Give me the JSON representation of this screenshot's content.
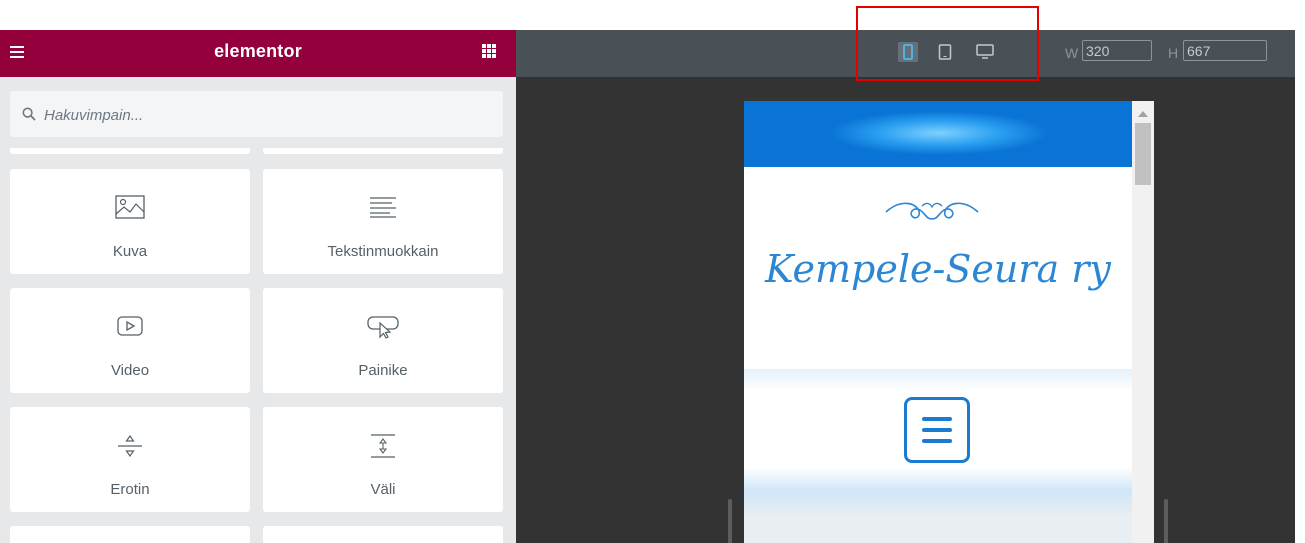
{
  "app": {
    "brand": "elementor"
  },
  "icons": {
    "menu": "hamburger-icon",
    "apps": "grid-icon",
    "search": "search-icon",
    "mobile": "mobile-icon",
    "tablet": "tablet-icon",
    "desktop": "desktop-icon"
  },
  "colors": {
    "brand": "#93003c",
    "toolbar": "#495157",
    "canvas": "#333333",
    "highlight": "#e50000",
    "site_accent": "#2b86d3"
  },
  "search": {
    "placeholder": "Hakuvimpain..."
  },
  "widgets": [
    {
      "label": "Kuva",
      "icon": "image-icon"
    },
    {
      "label": "Tekstinmuokkain",
      "icon": "text-editor-icon"
    },
    {
      "label": "Video",
      "icon": "video-icon"
    },
    {
      "label": "Painike",
      "icon": "button-icon"
    },
    {
      "label": "Erotin",
      "icon": "divider-icon"
    },
    {
      "label": "Väli",
      "icon": "spacer-icon"
    }
  ],
  "responsive": {
    "active_device": "mobile",
    "width_label": "W",
    "width_value": "320",
    "height_label": "H",
    "height_value": "667"
  },
  "preview": {
    "site_title": "Kempele-Seura ry"
  }
}
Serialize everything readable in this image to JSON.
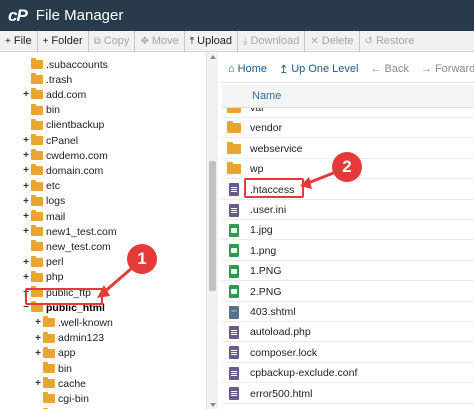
{
  "app": {
    "logo": "cP",
    "title": "File Manager"
  },
  "toolbar": [
    {
      "icon": "+",
      "label": "File",
      "enabled": true,
      "name": "new-file-button"
    },
    {
      "icon": "+",
      "label": "Folder",
      "enabled": true,
      "name": "new-folder-button"
    },
    {
      "icon": "⧉",
      "label": "Copy",
      "enabled": false,
      "name": "copy-button"
    },
    {
      "icon": "✥",
      "label": "Move",
      "enabled": false,
      "name": "move-button"
    },
    {
      "icon": "⤒",
      "label": "Upload",
      "enabled": true,
      "name": "upload-button"
    },
    {
      "icon": "⤓",
      "label": "Download",
      "enabled": false,
      "name": "download-button"
    },
    {
      "icon": "✕",
      "label": "Delete",
      "enabled": false,
      "name": "delete-button"
    },
    {
      "icon": "↺",
      "label": "Restore",
      "enabled": false,
      "name": "restore-button"
    }
  ],
  "tree": [
    {
      "label": ".subaccounts",
      "expandable": false,
      "indent": 0
    },
    {
      "label": ".trash",
      "expandable": false,
      "indent": 0
    },
    {
      "label": "add.com",
      "expandable": true,
      "indent": 0
    },
    {
      "label": "bin",
      "expandable": false,
      "indent": 0
    },
    {
      "label": "clientbackup",
      "expandable": false,
      "indent": 0
    },
    {
      "label": "cPanel",
      "expandable": true,
      "indent": 0
    },
    {
      "label": "cwdemo.com",
      "expandable": true,
      "indent": 0
    },
    {
      "label": "domain.com",
      "expandable": true,
      "indent": 0
    },
    {
      "label": "etc",
      "expandable": true,
      "indent": 0
    },
    {
      "label": "logs",
      "expandable": true,
      "indent": 0
    },
    {
      "label": "mail",
      "expandable": true,
      "indent": 0
    },
    {
      "label": "new1_test.com",
      "expandable": true,
      "indent": 0
    },
    {
      "label": "new_test.com",
      "expandable": false,
      "indent": 0
    },
    {
      "label": "perl",
      "expandable": true,
      "indent": 0
    },
    {
      "label": "php",
      "expandable": true,
      "indent": 0
    },
    {
      "label": "public_ftp",
      "expandable": true,
      "indent": 0
    },
    {
      "label": "public_html",
      "expandable": false,
      "indent": 0,
      "selected": true,
      "minus": true
    },
    {
      "label": ".well-known",
      "expandable": true,
      "indent": 1
    },
    {
      "label": "admin123",
      "expandable": true,
      "indent": 1
    },
    {
      "label": "app",
      "expandable": true,
      "indent": 1
    },
    {
      "label": "bin",
      "expandable": false,
      "indent": 1
    },
    {
      "label": "cache",
      "expandable": true,
      "indent": 1
    },
    {
      "label": "cgi-bin",
      "expandable": false,
      "indent": 1
    },
    {
      "label": "classes",
      "expandable": true,
      "indent": 1
    }
  ],
  "nav": [
    {
      "icon": "⌂",
      "label": "Home",
      "enabled": true,
      "name": "home-button"
    },
    {
      "icon": "↥",
      "label": "Up One Level",
      "enabled": true,
      "name": "up-one-level-button"
    },
    {
      "icon": "←",
      "label": "Back",
      "enabled": false,
      "name": "back-button"
    },
    {
      "icon": "→",
      "label": "Forward",
      "enabled": false,
      "name": "forward-button"
    }
  ],
  "list_header": {
    "name": "Name"
  },
  "files": [
    {
      "name": "var",
      "type": "folder"
    },
    {
      "name": "vendor",
      "type": "folder"
    },
    {
      "name": "webservice",
      "type": "folder"
    },
    {
      "name": "wp",
      "type": "folder"
    },
    {
      "name": ".htaccess",
      "type": "doc"
    },
    {
      "name": ".user.ini",
      "type": "doc"
    },
    {
      "name": "1.jpg",
      "type": "img"
    },
    {
      "name": "1.png",
      "type": "img"
    },
    {
      "name": "1.PNG",
      "type": "img"
    },
    {
      "name": "2.PNG",
      "type": "img"
    },
    {
      "name": "403.shtml",
      "type": "code"
    },
    {
      "name": "autoload.php",
      "type": "doc"
    },
    {
      "name": "composer.lock",
      "type": "doc"
    },
    {
      "name": "cpbackup-exclude.conf",
      "type": "doc"
    },
    {
      "name": "error500.html",
      "type": "doc"
    }
  ],
  "callouts": {
    "one": "1",
    "two": "2"
  },
  "colors": {
    "accent": "#e53a3a",
    "folder": "#e8a530",
    "titlebar": "#293a4a",
    "link": "#1c5a8e"
  }
}
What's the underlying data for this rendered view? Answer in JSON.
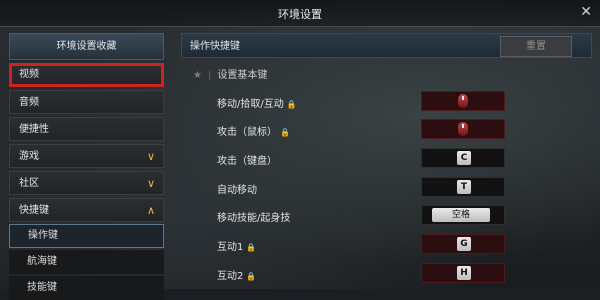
{
  "window": {
    "title": "环境设置",
    "close_icon": "close-icon"
  },
  "sidebar": {
    "header": "环境设置收藏",
    "items": [
      {
        "label": "视频",
        "selected": true
      },
      {
        "label": "音频"
      },
      {
        "label": "便捷性"
      },
      {
        "label": "游戏",
        "chevron": "∨"
      },
      {
        "label": "社区",
        "chevron": "∨"
      },
      {
        "label": "快捷键",
        "chevron": "∧"
      }
    ],
    "subitems": [
      {
        "label": "操作键",
        "active": true
      },
      {
        "label": "航海键"
      },
      {
        "label": "技能键"
      }
    ]
  },
  "main": {
    "header": "操作快捷键",
    "reset_label": "重置",
    "section_title": "设置基本键",
    "rows": [
      {
        "label": "移动/拾取/互动",
        "locked": true,
        "key": "",
        "key_type": "mouse"
      },
      {
        "label": "攻击（鼠标）",
        "locked": true,
        "key": "",
        "key_type": "mouse"
      },
      {
        "label": "攻击（键盘）",
        "locked": false,
        "key": "C",
        "key_type": "key"
      },
      {
        "label": "自动移动",
        "locked": false,
        "key": "T",
        "key_type": "key"
      },
      {
        "label": "移动技能/起身技",
        "locked": false,
        "key": "空格",
        "key_type": "wide"
      },
      {
        "label": "互动1",
        "locked": true,
        "key": "G",
        "key_type": "key"
      },
      {
        "label": "互动2",
        "locked": true,
        "key": "H",
        "key_type": "key"
      }
    ]
  },
  "colors": {
    "highlight_border": "#d22121",
    "chevron": "#e1b84b"
  }
}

Exercise instructions:
Your answer should be one number: how many lines in the material above contain the string "JSON".

Task result:
3